**Problem**
Reproduce all entries precisely as they are written.

**Provided records**
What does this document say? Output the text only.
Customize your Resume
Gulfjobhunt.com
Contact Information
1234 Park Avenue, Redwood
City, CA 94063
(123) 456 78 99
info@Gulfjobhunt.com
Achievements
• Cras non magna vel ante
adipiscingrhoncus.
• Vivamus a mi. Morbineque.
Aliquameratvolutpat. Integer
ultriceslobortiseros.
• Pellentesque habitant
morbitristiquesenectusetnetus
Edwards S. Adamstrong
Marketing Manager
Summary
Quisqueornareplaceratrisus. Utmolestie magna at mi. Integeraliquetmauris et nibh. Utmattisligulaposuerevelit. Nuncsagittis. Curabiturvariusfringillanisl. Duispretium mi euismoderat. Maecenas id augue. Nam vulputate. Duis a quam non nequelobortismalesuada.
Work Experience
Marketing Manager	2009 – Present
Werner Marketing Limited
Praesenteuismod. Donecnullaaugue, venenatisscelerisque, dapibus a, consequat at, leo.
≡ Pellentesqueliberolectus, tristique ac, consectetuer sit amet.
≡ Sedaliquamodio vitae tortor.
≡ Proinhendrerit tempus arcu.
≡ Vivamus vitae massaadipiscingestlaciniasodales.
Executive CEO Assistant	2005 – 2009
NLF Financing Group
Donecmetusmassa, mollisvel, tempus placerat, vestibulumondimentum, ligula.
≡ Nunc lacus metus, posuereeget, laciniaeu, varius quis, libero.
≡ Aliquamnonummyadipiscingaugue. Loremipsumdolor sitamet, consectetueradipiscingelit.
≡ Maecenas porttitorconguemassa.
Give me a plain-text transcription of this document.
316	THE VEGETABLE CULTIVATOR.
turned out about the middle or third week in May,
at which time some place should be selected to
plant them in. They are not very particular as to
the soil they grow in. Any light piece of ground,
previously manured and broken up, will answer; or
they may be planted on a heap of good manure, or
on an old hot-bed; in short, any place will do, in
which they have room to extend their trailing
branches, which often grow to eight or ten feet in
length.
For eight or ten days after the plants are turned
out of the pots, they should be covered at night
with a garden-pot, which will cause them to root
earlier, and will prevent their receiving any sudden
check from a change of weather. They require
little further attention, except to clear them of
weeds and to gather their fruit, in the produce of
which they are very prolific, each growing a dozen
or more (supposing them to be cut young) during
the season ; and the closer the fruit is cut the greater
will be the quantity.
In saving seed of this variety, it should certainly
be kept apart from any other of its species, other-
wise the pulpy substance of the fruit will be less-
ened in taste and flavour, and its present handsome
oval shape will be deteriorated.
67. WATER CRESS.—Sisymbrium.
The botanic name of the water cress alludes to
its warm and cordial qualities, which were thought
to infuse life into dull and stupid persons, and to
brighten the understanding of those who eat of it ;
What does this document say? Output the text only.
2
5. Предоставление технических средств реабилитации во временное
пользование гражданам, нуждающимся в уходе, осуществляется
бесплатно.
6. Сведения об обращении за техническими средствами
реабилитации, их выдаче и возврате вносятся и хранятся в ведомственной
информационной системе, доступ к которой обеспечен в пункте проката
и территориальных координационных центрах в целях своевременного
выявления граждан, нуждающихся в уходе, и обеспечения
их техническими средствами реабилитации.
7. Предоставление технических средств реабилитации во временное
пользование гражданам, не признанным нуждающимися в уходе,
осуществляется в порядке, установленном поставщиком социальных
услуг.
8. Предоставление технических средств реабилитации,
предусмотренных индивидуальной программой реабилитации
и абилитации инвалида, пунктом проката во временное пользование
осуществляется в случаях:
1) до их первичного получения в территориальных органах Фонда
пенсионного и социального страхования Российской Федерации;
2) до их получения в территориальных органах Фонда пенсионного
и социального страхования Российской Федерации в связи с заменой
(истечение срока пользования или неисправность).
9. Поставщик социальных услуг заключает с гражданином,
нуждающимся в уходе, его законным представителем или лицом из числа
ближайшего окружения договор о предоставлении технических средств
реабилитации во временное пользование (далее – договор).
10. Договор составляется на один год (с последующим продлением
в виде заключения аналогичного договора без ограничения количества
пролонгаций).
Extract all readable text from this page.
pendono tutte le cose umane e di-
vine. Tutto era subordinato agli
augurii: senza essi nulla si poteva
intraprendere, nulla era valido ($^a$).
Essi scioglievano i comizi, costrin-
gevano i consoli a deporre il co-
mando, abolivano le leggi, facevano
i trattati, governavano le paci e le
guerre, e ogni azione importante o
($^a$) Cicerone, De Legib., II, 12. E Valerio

**Solution for this problem**
What does this document say? Output the text only.
Customize your Resume
Gulfjobhunt.com
Contact Information
1234 Park Avenue, Redwood
City, CA 94063
(123) 456 78 99
info@Gulfjobhunt.com
Achievements
• Cras non magna vel ante
adipiscingrhoncus.
• Vivamus a mi. Morbineque.
Aliquameratvolutpat. Integer
ultriceslobortiseros.
• Pellentesque habitant
morbitristiquesenectusetnetus
Edwards S. Adamstrong
Marketing Manager
Summary
Quisqueornareplaceratrisus. Utmolestie magna at mi. Integeraliquetmauris et nibh. Utmattisligulaposuerevelit. Nuncsagittis. Curabiturvariusfringillanisl. Duispretium mi euismoderat. Maecenas id augue. Nam vulputate. Duis a quam non nequelobortismalesuada.
Work Experience
Marketing Manager	2009 – Present
Werner Marketing Limited
Praesenteuismod. Donecnullaaugue, venenatisscelerisque, dapibus a, consequat at, leo.
≡ Pellentesqueliberolectus, tristique ac, consectetuer sit amet.
≡ Sedaliquamodio vitae tortor.
≡ Proinhendrerit tempus arcu.
≡ Vivamus vitae massaadipiscingestlaciniasodales.
Executive CEO Assistant	2005 – 2009
NLF Financing Group
Donecmetusmassa, mollisvel, tempus placerat, vestibulumondimentum, ligula.
≡ Nunc lacus metus, posuereeget, laciniaeu, varius quis, libero.
≡ Aliquamnonummyadipiscingaugue. Loremipsumdolor sitamet, consectetueradipiscingelit.
≡ Maecenas porttitorconguemassa.
Give me a plain-text transcription of this document.
316	THE VEGETABLE CULTIVATOR.
turned out about the middle or third week in May,
at which time some place should be selected to
plant them in. They are not very particular as to
the soil they grow in. Any light piece of ground,
previously manured and broken up, will answer; or
they may be planted on a heap of good manure, or
on an old hot-bed; in short, any place will do, in
which they have room to extend their trailing
branches, which often grow to eight or ten feet in
length.
For eight or ten days after the plants are turned
out of the pots, they should be covered at night
with a garden-pot, which will cause them to root
earlier, and will prevent their receiving any sudden
check from a change of weather. They require
little further attention, except to clear them of
weeds and to gather their fruit, in the produce of
which they are very prolific, each growing a dozen
or more (supposing them to be cut young) during
the season ; and the closer the fruit is cut the greater
will be the quantity.
In saving seed of this variety, it should certainly
be kept apart from any other of its species, other-
wise the pulpy substance of the fruit will be less-
ened in taste and flavour, and its present handsome
oval shape will be deteriorated.
67. WATER CRESS.—Sisymbrium.
The botanic name of the water cress alludes to
its warm and cordial qualities, which were thought
to infuse life into dull and stupid persons, and to
brighten the understanding of those who eat of it ;
What does this document say? Output the text only.
2
5. Предоставление технических средств реабилитации во временное
пользование гражданам, нуждающимся в уходе, осуществляется
бесплатно.
6. Сведения об обращении за техническими средствами
реабилитации, их выдаче и возврате вносятся и хранятся в ведомственной
информационной системе, доступ к которой обеспечен в пункте проката
и территориальных координационных центрах в целях своевременного
выявления граждан, нуждающихся в уходе, и обеспечения
их техническими средствами реабилитации.
7. Предоставление технических средств реабилитации во временное
пользование гражданам, не признанным нуждающимися в уходе,
осуществляется в порядке, установленном поставщиком социальных
услуг.
8. Предоставление технических средств реабилитации,
предусмотренных индивидуальной программой реабилитации
и абилитации инвалида, пунктом проката во временное пользование
осуществляется в случаях:
1) до их первичного получения в территориальных органах Фонда
пенсионного и социального страхования Российской Федерации;
2) до их получения в территориальных органах Фонда пенсионного
и социального страхования Российской Федерации в связи с заменой
(истечение срока пользования или неисправность).
9. Поставщик социальных услуг заключает с гражданином,
нуждающимся в уходе, его законным представителем или лицом из числа
ближайшего окружения договор о предоставлении технических средств
реабилитации во временное пользование (далее – договор).
10. Договор составляется на один год (с последующим продлением
в виде заключения аналогичного договора без ограничения количества
пролонгаций).
Extract all readable text from this page.
pendono tutte le cose umane e di-
vine. Tutto era subordinato agli
augurii: senza essi nulla si poteva
intraprendere, nulla era valido ($^a$).
Essi scioglievano i comizi, costrin-
gevano i consoli a deporre il co-
mando, abolivano le leggi, facevano
i trattati, governavano le paci e le
guerre, e ogni azione importante o
($^a$) Cicerone, De Legib., II, 12. E Valerio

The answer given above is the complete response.